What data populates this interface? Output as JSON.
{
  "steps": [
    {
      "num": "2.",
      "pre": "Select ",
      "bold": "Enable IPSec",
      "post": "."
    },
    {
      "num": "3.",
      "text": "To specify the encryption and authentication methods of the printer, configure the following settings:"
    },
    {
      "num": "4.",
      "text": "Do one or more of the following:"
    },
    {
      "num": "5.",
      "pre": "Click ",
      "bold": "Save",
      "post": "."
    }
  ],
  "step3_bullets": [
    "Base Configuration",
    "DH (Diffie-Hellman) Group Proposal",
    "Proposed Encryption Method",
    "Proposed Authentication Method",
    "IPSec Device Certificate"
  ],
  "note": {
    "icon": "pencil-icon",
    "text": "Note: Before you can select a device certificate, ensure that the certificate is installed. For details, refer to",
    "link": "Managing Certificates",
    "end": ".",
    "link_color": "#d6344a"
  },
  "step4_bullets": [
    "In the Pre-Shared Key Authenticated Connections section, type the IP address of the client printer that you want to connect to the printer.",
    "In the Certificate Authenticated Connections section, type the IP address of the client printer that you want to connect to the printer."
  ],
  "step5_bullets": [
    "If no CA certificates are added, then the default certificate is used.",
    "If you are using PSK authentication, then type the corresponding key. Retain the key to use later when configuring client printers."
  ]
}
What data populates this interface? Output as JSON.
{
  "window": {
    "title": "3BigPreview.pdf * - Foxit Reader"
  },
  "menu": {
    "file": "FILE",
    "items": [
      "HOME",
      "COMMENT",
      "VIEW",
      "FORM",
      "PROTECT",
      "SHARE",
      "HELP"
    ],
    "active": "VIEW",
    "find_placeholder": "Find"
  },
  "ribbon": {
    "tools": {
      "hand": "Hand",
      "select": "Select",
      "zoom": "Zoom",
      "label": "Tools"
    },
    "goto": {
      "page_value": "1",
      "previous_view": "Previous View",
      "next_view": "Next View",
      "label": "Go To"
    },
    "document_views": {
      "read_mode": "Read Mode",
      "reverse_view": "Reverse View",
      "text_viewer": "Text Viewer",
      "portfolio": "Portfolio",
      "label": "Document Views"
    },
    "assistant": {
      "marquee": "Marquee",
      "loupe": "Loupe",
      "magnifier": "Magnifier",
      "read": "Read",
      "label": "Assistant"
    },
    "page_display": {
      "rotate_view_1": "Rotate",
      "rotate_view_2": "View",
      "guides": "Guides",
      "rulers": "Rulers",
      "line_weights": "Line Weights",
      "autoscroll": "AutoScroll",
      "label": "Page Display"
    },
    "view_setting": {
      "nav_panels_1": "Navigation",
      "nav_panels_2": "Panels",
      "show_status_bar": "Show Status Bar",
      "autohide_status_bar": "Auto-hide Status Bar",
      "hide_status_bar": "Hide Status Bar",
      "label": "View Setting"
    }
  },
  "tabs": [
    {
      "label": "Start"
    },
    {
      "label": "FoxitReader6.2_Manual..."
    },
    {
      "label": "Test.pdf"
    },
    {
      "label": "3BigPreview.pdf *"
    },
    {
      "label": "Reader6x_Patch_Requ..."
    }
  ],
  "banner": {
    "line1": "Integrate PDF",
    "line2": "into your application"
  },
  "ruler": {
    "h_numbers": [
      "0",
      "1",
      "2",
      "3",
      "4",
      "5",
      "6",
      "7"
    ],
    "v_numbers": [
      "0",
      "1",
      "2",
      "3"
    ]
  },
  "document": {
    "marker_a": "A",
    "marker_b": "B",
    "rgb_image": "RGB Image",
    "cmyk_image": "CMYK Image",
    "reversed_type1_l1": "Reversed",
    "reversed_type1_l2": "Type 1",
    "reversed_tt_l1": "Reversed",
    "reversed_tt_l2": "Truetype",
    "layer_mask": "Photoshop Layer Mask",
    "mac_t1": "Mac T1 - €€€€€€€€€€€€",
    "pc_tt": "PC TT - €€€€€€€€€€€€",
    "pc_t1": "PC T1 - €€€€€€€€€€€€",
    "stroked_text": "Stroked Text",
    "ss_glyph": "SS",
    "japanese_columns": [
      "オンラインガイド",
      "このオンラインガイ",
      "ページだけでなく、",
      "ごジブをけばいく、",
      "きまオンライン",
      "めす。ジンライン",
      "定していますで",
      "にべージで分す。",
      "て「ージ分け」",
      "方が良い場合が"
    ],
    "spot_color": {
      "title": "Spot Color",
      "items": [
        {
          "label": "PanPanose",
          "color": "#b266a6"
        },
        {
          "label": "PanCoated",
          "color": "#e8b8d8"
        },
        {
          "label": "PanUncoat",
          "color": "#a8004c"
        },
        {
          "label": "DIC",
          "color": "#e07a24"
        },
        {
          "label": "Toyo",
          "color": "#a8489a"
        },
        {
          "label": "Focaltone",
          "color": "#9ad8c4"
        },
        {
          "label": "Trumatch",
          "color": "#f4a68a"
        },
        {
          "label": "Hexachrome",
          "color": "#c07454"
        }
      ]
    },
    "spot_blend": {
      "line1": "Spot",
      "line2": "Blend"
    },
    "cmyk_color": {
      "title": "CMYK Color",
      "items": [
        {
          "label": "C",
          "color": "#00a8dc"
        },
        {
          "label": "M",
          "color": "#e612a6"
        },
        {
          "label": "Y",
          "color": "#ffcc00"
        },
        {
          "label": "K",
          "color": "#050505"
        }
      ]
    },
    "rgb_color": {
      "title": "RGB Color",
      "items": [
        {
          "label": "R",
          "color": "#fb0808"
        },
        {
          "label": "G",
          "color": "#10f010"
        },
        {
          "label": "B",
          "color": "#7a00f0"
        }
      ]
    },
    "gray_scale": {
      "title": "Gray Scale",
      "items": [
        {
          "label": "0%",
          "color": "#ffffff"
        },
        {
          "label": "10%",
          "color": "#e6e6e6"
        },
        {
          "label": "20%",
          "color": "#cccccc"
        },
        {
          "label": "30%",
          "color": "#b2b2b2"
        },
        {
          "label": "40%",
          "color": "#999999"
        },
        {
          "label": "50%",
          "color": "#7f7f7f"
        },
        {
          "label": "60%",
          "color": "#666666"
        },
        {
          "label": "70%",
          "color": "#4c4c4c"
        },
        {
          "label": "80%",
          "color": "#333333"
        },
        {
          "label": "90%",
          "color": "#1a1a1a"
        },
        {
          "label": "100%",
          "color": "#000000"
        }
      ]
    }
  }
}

•••

**STATED EXERCISE:**
Find the lines above that include the string "address" and copy them.

**EXERCISE SOLUTION:**
    "In the Pre-Shared Key Authenticated Connections section, type the IP address of the client printer that you want to connect to the printer.",
    "In the Certificate Authenticated Connections section, type the IP address of the client printer that you want to connect to the printer."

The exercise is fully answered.